— begin —

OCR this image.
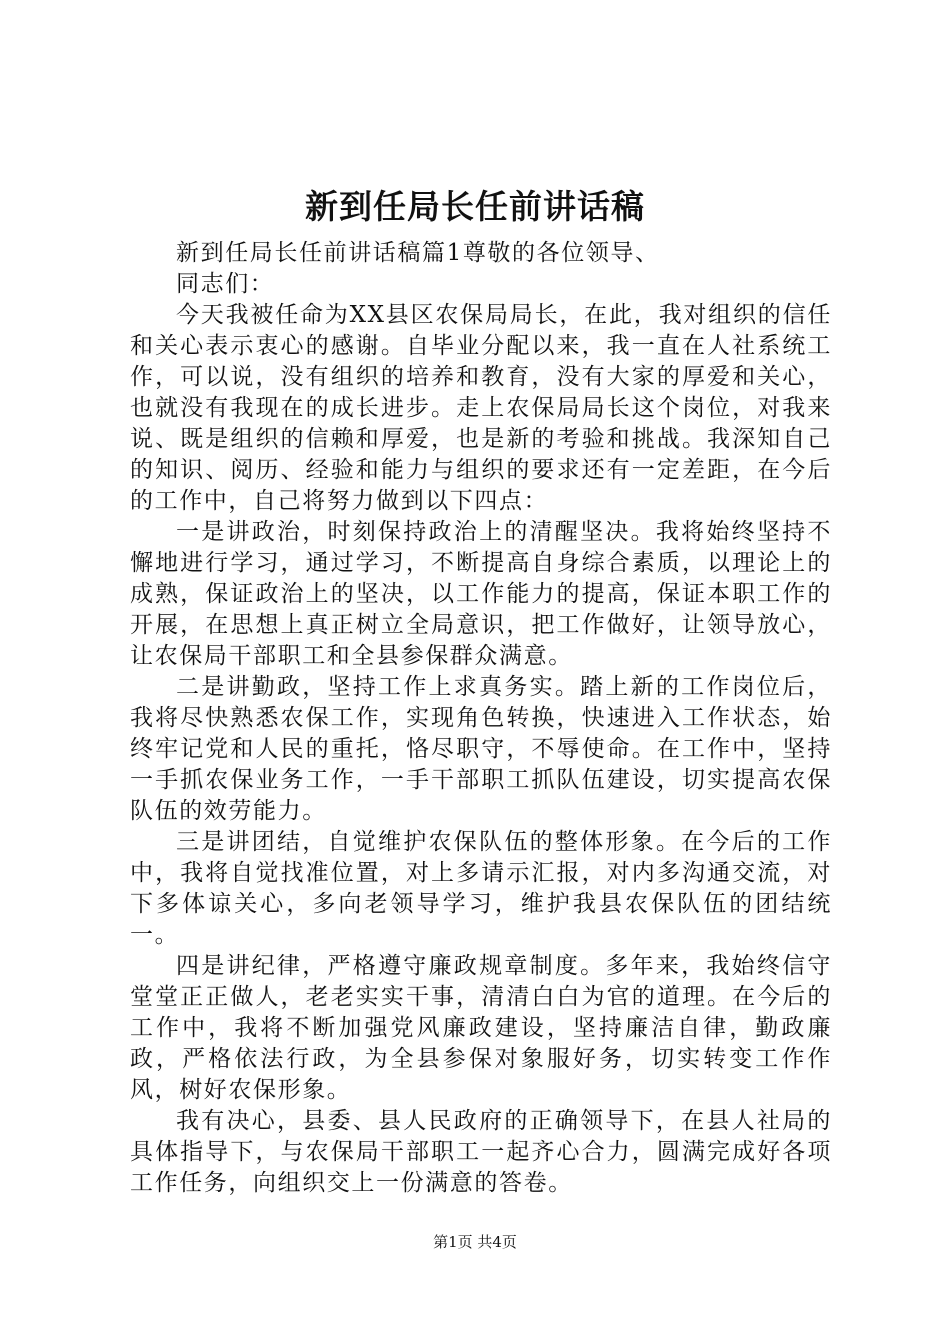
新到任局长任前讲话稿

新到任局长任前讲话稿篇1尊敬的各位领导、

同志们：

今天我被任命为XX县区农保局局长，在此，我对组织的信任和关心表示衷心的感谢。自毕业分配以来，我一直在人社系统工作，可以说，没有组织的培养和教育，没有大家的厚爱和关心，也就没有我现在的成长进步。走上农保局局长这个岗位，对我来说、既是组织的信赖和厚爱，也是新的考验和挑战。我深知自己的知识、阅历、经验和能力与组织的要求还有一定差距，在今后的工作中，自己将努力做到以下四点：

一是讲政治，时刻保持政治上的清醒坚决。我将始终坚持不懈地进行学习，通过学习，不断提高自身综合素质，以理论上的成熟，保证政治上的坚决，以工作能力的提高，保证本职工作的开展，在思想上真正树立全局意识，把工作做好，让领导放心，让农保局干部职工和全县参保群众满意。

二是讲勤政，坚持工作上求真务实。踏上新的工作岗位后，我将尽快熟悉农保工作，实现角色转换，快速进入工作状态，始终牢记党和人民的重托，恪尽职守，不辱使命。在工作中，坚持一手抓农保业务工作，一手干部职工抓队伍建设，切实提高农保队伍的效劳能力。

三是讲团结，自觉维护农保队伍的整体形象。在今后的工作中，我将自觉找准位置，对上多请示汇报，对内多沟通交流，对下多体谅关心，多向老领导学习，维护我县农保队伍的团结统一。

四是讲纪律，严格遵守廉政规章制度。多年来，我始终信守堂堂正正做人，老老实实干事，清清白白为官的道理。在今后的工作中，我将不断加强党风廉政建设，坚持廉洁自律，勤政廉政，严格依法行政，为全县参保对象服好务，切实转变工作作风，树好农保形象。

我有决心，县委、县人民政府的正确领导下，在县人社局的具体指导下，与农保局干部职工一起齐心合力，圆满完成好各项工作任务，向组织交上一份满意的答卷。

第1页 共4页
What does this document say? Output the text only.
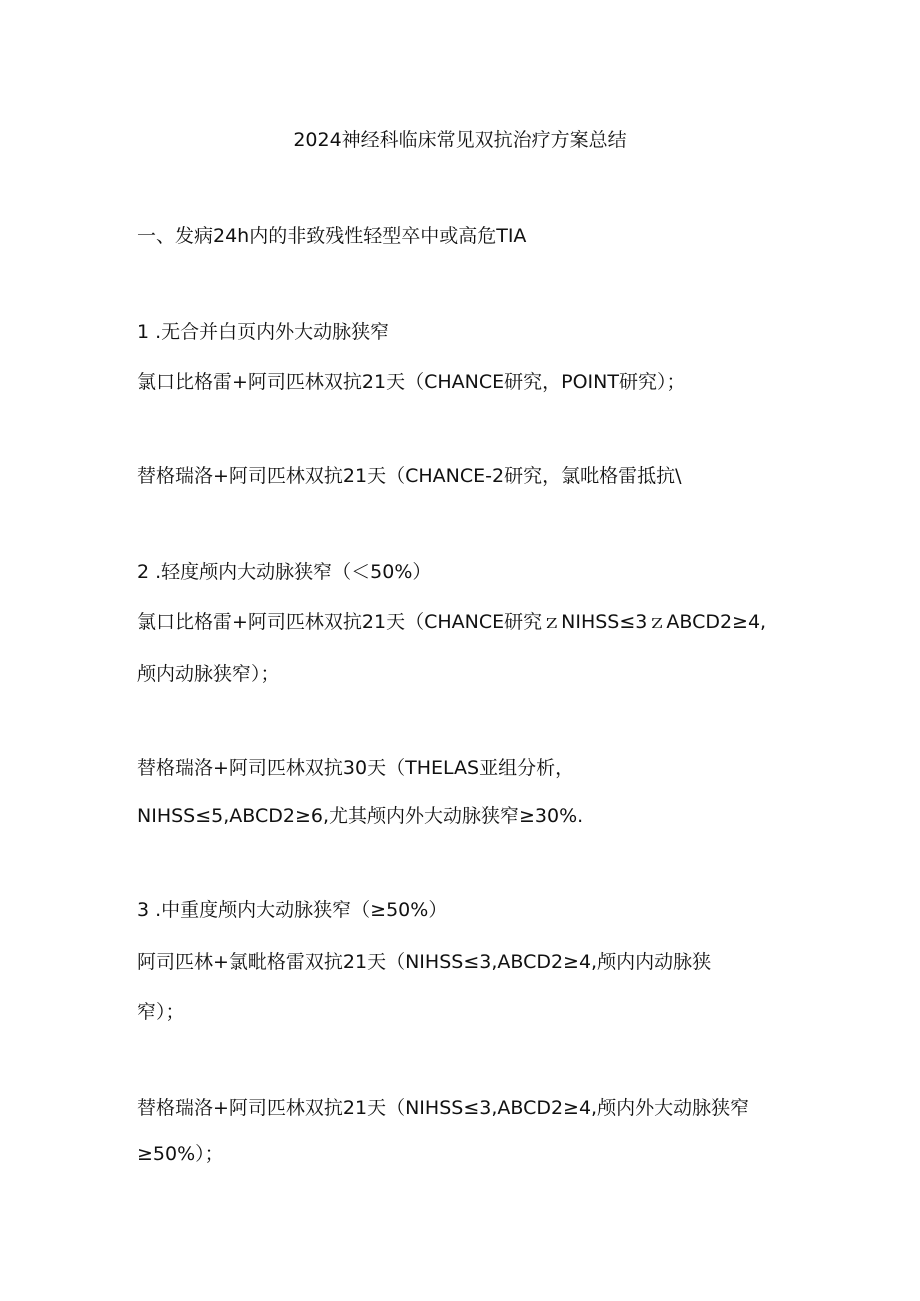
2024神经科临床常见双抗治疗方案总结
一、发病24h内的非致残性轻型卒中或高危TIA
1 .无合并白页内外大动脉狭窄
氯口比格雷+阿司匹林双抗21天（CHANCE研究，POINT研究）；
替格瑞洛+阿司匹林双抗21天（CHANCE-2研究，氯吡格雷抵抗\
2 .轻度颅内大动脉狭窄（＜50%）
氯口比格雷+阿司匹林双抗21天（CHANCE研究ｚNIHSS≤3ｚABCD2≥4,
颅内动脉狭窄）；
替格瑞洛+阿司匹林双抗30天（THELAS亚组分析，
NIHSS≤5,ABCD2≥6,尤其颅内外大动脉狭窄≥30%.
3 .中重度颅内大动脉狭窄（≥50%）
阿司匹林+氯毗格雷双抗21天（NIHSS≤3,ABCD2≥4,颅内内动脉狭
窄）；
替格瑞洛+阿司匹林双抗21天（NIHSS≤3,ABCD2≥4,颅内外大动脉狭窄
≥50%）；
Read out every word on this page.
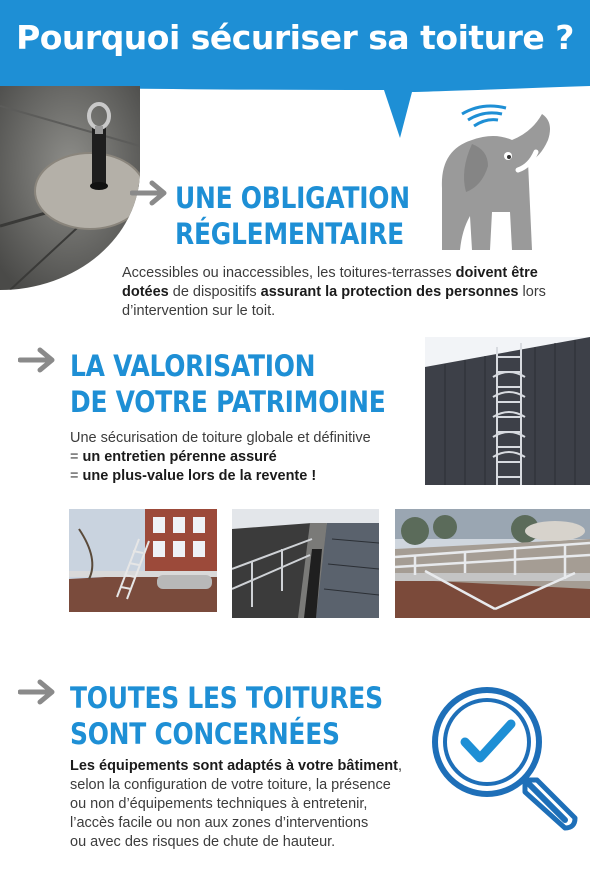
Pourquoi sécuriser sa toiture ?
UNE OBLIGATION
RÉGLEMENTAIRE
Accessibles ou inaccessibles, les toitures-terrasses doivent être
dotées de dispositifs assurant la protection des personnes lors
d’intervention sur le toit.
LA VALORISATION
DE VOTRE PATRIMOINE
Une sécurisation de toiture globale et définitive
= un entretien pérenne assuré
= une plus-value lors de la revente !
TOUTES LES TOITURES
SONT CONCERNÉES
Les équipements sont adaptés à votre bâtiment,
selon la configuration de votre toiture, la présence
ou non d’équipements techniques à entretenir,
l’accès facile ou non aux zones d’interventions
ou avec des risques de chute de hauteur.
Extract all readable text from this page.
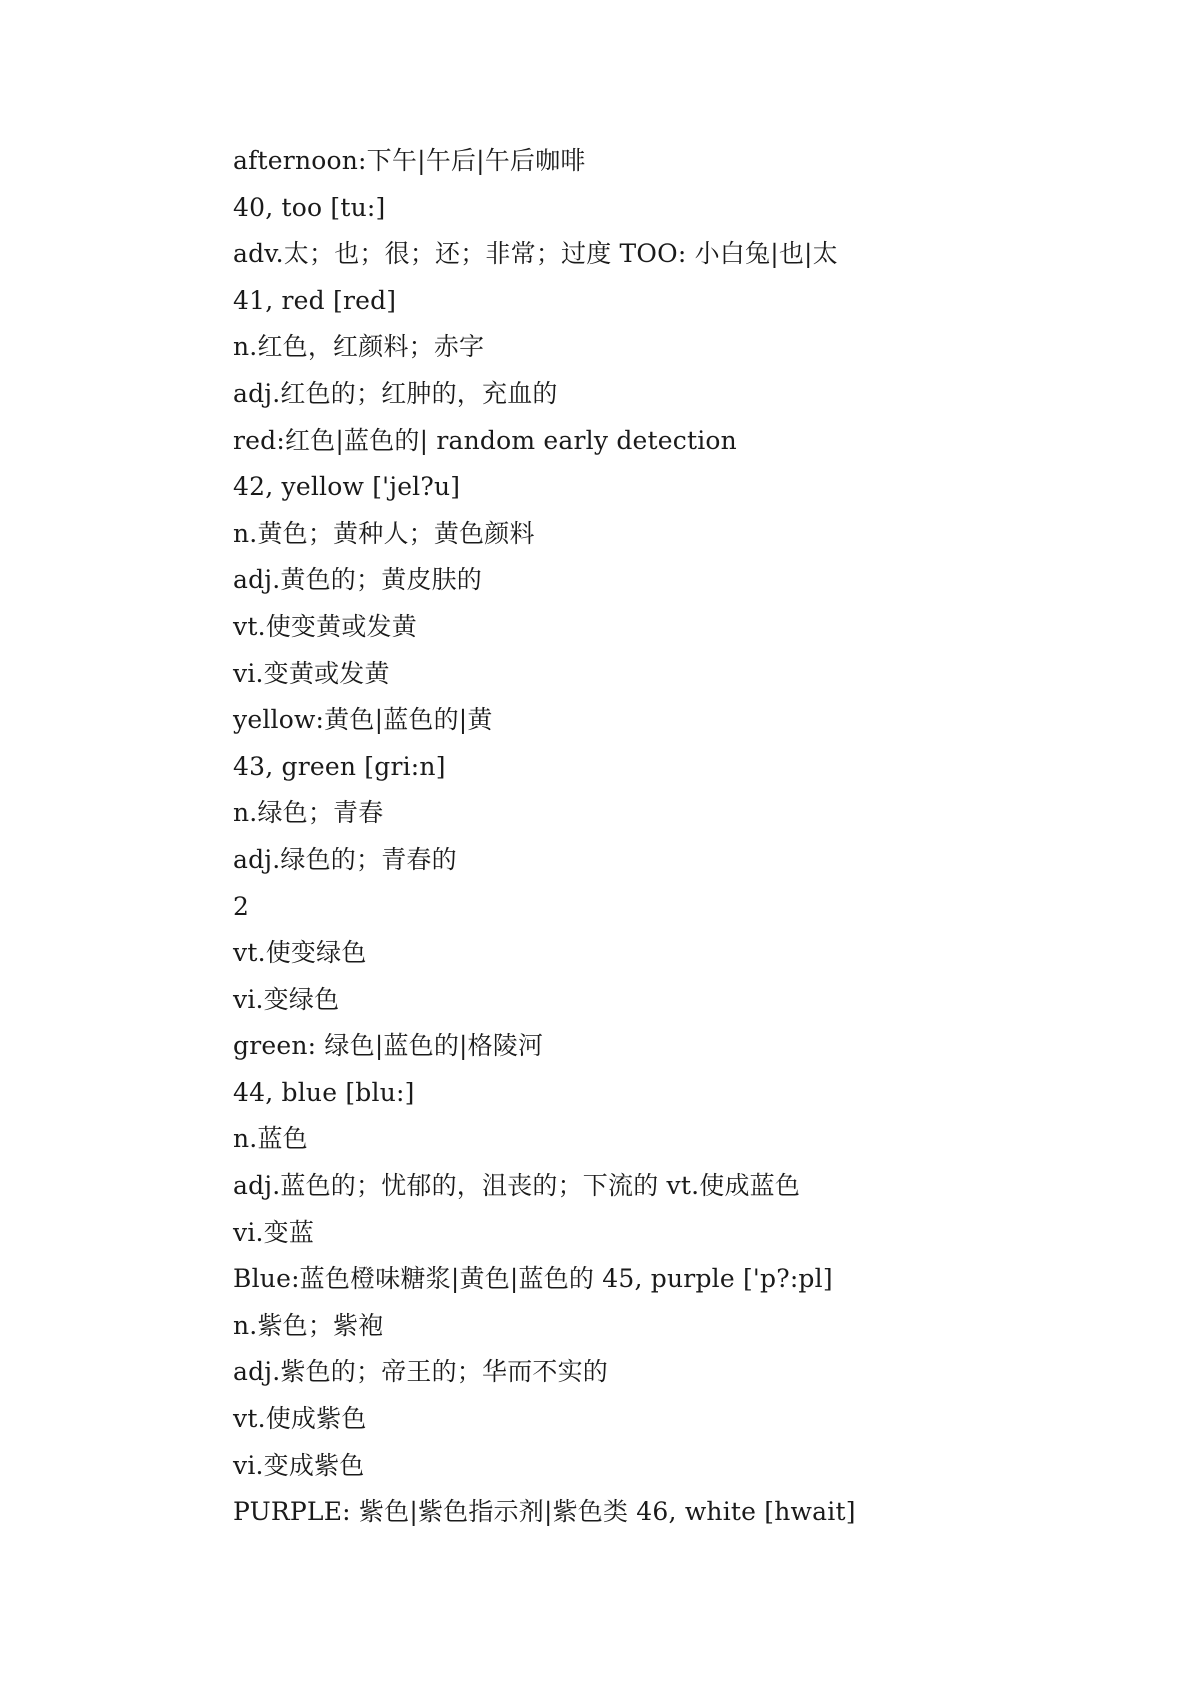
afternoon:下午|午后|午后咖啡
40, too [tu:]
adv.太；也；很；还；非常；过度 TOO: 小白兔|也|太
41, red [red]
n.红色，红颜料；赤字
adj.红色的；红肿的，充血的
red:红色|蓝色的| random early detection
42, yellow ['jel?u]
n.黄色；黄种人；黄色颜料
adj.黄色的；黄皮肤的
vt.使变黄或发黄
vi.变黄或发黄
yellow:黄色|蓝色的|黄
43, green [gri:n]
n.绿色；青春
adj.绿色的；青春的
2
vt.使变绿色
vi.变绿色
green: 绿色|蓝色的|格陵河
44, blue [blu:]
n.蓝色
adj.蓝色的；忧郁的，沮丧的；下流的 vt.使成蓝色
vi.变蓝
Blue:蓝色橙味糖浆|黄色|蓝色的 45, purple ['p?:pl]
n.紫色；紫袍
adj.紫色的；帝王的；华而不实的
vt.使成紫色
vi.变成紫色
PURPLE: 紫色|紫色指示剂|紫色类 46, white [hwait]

— end —

Which lines contain the word "page"? Copy each of them.

Read out every word on this page.
Extract all readable text from this page.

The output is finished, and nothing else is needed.